Der Bau von Schulen ist in Leipzig mittlerweile zu einem Balanceakt geworden. Denn in der Zeit, als Leipzig sich die notwendigen Baugrundstücke für all die Schulen hätte sichern müssen, die jetzt gebraucht werden, hat das Leipziger Liegenschaftsamt noch eifrig städtische Grundstücke verkauft, um den Haushalt zu stärken, wie das damals hieß. Doch jetzt sitzen zumeist private Eigentümer auf begehrten Baugrundstücken. So auch in Stötteritz, wo der Ökolöwe eine Petition gestartet hat.

Und da werden dann die Aushandlungen für die dort geplante neue Schule auf einmal sehr komplex. Was dann in der Begründung für die Petition des Ökolöwen so klingt: „Leipzigs Schulbürgermeisterin Vicky Felthaus (Grüne) will eine neue Schule bauen lassen – ausgerechnet auf einem gewachsenen Biotop am Stötteritzer Wäldchen. So weit, so streitbar.

Doch im Windschatten des Schulprojekts will die Verwaltungsspitze darüber hinaus auch noch einen städtebaulichen Vertrag mit dem Wohnungsbauunternehmen Vonovia eingehen. – Das Unternehmen will Wohnhäuser auf das Biotop neben die geplante Schule im Bereich der Döbelner Straße bauen. Dafür will die Stadt ein Stück Wald am Stötteritzer Wäldchen zu Wohnbauflächen umwandeln. Die Erstellung der Baupläne hat bereits begonnen. Wir Ökolöwen lehnen das Projekt in dieser Form ab.“

Die Vorlage für den Bebauungsplan an der Döbelner Straße.

Wildnis in Gänsefüßchen

Zum Stötteritzer Wäldchen gehört die Fläche an der Döbelner Straße in Stötteritz zwar nicht. Aber dass es sich hier um einen wertvollen Baumbestand handelt, betont auch die Vorlage der Stadt: „Überwiegend handelt es sich bei dem Plangebiet um eine Brachfläche, auf der sich ein ‚wilder‘ Bewuchs entwickelt hat: Die Fläche ist von brachliegenden Ruderalflächen sowie einem natürlich gewachsenen Baum- und Pflanzenbestand geprägt.

Im Osten des Plangebietes auf dem Flurstück 260/4 der Gemarkung Stötteritz ist die Gehölzsukzession bereits so weit fortgeschritten, dass sich dichte Bestände aus Gehölzjungwuchs etabliert haben, welche nach dem Waldgesetz bereits als ‚Wald‘ einzuordnen sind.

□ □ □ □

Führe den Text über die geplante Schule in Stötteritz nach seinem letzten Satz fort.

□ □ □ □

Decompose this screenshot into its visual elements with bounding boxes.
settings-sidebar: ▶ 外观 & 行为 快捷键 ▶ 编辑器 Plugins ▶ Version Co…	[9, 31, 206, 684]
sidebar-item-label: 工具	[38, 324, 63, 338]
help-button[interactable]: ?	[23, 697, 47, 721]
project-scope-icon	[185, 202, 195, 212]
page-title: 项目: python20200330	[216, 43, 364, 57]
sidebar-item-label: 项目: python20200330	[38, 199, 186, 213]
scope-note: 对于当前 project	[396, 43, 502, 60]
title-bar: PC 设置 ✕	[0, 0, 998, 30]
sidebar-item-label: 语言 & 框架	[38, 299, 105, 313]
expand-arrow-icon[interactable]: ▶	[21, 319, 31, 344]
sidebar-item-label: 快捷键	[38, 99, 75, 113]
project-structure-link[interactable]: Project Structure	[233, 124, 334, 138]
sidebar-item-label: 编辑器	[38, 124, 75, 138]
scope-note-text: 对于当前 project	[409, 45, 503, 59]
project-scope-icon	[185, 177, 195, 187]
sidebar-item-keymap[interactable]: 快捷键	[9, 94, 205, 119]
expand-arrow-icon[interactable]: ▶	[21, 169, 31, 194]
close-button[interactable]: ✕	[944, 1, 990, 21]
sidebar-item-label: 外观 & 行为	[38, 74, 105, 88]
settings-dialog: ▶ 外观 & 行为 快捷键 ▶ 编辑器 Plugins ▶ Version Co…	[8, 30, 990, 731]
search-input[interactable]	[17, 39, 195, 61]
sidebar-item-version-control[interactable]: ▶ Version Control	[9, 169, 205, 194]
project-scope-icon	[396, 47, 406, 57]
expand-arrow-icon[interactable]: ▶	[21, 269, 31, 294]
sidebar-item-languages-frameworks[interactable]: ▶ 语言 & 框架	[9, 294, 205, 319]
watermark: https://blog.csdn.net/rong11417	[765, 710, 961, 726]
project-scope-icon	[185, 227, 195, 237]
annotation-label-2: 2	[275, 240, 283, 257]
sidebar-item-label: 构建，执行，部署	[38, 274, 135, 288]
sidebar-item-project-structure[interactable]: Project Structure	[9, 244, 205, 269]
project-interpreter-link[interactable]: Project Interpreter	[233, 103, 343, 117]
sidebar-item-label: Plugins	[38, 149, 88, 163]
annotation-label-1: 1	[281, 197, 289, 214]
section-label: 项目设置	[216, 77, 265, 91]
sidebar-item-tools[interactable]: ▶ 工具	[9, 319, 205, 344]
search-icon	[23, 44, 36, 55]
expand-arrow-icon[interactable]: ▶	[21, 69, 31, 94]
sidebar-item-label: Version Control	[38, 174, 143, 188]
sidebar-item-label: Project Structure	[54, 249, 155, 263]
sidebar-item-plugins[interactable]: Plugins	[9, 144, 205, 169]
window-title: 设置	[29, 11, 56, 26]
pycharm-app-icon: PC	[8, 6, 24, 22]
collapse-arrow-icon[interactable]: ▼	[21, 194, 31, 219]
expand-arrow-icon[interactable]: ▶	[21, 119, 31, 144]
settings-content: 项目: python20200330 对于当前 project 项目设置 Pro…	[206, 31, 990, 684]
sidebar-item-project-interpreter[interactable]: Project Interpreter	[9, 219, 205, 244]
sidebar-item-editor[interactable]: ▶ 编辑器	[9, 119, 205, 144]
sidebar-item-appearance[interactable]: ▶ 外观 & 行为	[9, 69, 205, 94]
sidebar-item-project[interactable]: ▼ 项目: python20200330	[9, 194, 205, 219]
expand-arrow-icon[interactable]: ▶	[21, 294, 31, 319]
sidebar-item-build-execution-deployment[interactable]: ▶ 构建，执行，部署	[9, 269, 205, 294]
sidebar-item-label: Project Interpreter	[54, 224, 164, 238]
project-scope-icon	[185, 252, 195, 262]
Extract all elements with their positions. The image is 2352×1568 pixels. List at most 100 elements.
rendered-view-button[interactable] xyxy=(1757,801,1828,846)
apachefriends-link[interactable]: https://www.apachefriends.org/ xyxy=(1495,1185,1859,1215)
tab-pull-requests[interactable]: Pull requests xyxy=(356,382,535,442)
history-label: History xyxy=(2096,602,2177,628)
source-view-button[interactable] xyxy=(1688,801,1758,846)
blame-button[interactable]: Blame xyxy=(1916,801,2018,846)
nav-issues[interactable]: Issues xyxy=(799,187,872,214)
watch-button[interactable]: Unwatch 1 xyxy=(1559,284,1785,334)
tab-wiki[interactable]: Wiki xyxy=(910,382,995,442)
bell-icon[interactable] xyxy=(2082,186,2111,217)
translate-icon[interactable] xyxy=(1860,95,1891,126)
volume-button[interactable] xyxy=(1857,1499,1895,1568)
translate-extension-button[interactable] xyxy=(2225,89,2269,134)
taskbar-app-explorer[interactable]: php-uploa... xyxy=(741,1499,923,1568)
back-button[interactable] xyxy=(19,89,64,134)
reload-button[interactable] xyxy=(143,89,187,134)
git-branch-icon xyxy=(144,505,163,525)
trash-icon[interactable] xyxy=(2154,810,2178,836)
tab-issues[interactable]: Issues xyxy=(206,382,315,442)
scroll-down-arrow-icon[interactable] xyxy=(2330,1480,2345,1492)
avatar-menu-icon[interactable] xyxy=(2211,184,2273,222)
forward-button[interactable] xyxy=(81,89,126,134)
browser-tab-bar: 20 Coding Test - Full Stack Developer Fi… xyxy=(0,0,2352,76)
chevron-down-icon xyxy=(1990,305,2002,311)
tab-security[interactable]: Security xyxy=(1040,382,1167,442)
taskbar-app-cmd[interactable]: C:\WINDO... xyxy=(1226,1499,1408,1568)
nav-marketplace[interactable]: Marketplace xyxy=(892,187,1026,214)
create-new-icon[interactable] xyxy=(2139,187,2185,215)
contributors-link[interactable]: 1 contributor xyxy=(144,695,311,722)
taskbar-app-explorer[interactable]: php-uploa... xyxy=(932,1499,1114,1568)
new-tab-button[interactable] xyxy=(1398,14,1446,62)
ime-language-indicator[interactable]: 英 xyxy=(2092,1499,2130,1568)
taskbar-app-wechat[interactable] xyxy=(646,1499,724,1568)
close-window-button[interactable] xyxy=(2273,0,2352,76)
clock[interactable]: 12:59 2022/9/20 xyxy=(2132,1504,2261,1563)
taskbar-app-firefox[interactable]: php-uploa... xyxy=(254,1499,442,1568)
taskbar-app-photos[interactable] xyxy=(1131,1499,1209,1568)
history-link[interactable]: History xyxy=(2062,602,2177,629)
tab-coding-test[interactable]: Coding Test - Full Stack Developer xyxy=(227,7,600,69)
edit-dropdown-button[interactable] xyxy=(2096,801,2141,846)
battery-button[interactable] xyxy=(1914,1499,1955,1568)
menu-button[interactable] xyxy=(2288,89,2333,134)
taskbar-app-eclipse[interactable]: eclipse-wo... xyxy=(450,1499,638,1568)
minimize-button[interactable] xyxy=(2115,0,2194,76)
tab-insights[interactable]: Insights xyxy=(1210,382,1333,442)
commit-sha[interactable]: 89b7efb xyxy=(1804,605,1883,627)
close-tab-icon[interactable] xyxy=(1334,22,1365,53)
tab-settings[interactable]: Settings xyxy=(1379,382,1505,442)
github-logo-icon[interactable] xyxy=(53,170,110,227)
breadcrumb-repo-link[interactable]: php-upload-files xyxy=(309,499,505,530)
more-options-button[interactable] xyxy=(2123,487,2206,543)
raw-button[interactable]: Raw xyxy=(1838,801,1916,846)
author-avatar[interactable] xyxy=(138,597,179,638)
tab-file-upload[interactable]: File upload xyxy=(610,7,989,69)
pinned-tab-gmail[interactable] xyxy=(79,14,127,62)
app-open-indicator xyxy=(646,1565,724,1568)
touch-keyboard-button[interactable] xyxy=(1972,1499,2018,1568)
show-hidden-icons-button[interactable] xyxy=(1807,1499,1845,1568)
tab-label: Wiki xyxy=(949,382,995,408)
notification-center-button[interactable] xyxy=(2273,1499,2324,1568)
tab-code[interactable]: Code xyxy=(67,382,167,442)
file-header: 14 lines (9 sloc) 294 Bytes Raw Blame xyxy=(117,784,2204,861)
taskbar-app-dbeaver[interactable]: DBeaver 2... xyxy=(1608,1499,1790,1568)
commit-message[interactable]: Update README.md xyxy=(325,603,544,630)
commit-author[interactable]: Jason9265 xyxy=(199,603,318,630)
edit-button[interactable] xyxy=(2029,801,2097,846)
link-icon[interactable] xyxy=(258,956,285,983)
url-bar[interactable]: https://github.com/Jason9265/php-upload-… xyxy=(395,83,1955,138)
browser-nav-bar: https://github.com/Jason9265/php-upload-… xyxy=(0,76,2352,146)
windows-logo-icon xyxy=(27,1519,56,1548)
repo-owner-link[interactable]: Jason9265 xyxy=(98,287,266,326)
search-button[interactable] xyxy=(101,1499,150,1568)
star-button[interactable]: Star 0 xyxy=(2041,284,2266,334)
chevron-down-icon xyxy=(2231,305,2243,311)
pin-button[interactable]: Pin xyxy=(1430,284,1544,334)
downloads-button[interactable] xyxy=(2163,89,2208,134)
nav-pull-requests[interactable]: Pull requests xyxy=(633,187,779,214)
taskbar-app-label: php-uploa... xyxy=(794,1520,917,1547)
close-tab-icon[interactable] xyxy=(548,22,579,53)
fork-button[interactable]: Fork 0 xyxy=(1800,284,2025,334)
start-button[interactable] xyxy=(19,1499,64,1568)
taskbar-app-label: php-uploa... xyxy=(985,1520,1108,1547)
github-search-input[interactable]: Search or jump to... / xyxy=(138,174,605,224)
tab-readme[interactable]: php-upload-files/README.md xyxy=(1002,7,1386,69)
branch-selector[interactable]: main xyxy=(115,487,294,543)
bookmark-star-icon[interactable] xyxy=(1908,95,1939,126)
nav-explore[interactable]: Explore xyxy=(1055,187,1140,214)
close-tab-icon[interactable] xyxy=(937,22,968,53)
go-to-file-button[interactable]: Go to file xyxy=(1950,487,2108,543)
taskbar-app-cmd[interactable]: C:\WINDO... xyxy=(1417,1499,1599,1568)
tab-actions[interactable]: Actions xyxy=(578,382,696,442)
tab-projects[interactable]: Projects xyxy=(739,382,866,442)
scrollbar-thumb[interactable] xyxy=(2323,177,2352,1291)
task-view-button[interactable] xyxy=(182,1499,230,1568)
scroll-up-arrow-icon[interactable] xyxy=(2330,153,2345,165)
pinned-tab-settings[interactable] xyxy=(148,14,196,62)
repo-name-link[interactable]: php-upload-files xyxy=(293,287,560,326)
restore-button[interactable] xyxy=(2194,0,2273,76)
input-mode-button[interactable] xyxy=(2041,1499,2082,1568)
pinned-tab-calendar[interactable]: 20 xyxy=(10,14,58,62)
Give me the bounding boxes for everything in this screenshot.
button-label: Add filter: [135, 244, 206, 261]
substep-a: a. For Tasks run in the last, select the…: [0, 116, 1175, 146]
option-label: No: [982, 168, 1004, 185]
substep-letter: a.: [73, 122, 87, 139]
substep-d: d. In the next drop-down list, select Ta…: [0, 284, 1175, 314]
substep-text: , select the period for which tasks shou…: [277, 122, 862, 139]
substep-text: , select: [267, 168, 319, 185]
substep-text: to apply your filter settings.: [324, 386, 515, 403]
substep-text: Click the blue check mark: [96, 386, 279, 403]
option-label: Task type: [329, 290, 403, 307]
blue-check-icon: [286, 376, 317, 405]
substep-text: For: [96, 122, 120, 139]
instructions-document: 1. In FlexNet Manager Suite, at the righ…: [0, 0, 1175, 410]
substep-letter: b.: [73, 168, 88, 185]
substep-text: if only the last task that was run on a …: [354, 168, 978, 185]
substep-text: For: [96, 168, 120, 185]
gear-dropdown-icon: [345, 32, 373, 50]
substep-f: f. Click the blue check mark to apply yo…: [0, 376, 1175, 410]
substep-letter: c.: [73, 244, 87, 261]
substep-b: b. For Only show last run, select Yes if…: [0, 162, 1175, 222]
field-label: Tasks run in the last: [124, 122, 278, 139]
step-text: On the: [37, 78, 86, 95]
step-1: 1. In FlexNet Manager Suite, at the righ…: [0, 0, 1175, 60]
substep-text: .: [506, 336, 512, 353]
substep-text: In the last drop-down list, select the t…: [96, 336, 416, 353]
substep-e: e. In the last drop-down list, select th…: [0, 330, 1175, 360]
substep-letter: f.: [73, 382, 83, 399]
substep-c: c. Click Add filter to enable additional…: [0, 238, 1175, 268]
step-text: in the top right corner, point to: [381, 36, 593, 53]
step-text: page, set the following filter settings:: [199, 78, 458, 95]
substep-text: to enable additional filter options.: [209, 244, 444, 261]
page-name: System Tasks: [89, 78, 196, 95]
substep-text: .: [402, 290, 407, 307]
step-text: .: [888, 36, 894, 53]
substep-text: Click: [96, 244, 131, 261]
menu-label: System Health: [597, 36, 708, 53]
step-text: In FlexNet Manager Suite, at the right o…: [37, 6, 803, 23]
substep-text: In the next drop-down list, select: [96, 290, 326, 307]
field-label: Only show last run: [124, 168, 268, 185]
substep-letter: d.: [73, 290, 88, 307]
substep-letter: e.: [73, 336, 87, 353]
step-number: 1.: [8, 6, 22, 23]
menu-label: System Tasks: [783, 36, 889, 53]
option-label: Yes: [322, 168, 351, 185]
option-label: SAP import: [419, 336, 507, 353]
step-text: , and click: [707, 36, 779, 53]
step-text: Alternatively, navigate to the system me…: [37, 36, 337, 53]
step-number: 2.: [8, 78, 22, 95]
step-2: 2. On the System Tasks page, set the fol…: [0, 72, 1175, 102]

□ □ □ □

## ANTWORT FOLGT
Teilbereiche des südlichen Plangebietes werden als Lagerflächen genutzt. Momentan gilt das Plangebiet natur- und artenschutzseitig als ein sehr hochwertiger Standort, der im Vorgriff auf eine bauliche Entwicklung festzulegende Ausgleichs- und Kompensationsmaßnahmen erfordert.“

Der Blick von Osten auf das gewachsene Biotop. Foto: Ralf Julke
Blick von Osten auf das gewachsene Biotop. Foto: Ralf Julke

Allein 22 Arten von Wildbienen wurden auf dem Gelände nachgewiesen, Fledermäuse und Zauneidechsen sowieso. Zudem „eine überdurchschnittlich hohe Vielfalt an Brutvogelarten“.

Logisch, dass da beim Ökolöwen alle Alarmglocken schrillen. Mit einem Umsetzen der bedrohten Tierarten ist es nicht getan.

Der Ökolöwe zählt die bedrohten Arten noch etwas ausführlicher auf: „In dem Stötteritzer Biotop, das Stadt und Vonovia zubauen wollen, leben derzeit viele geschützte Tierarten. Mehr als 30 Vogelarten, beispielsweise Sperber, Grünspechte, Graureiher und Mauersegler, wurden dort gesichtet. Auch blauflüglige Ödlandschrecken, Erdkröten und Zauneidechsen haben in dem Biotop ihr zu Hause gefunden. Für Mückenfledermäuse, Zwergfledermäuse und Breitflügelfledermäuse ist das Gebiet zudem ein ideales Jagdrevier.“

Petition fordert Erhalt als Landschaftsschutzgebiet

Die Ökolöwen lehnen das Bauprojekt in seiner jetzigen Form ab, denn das Zubauen mit Wohnhäusern entspreche nicht dem öffentlichen Interesse. Stattdessen fordert der Ökolöwe die Erweiterung des bestehenden Landschaftsschutzgebiets mit dem Stötteritzer Wäldchen (LSG Östliche Rietzschke – Stünz).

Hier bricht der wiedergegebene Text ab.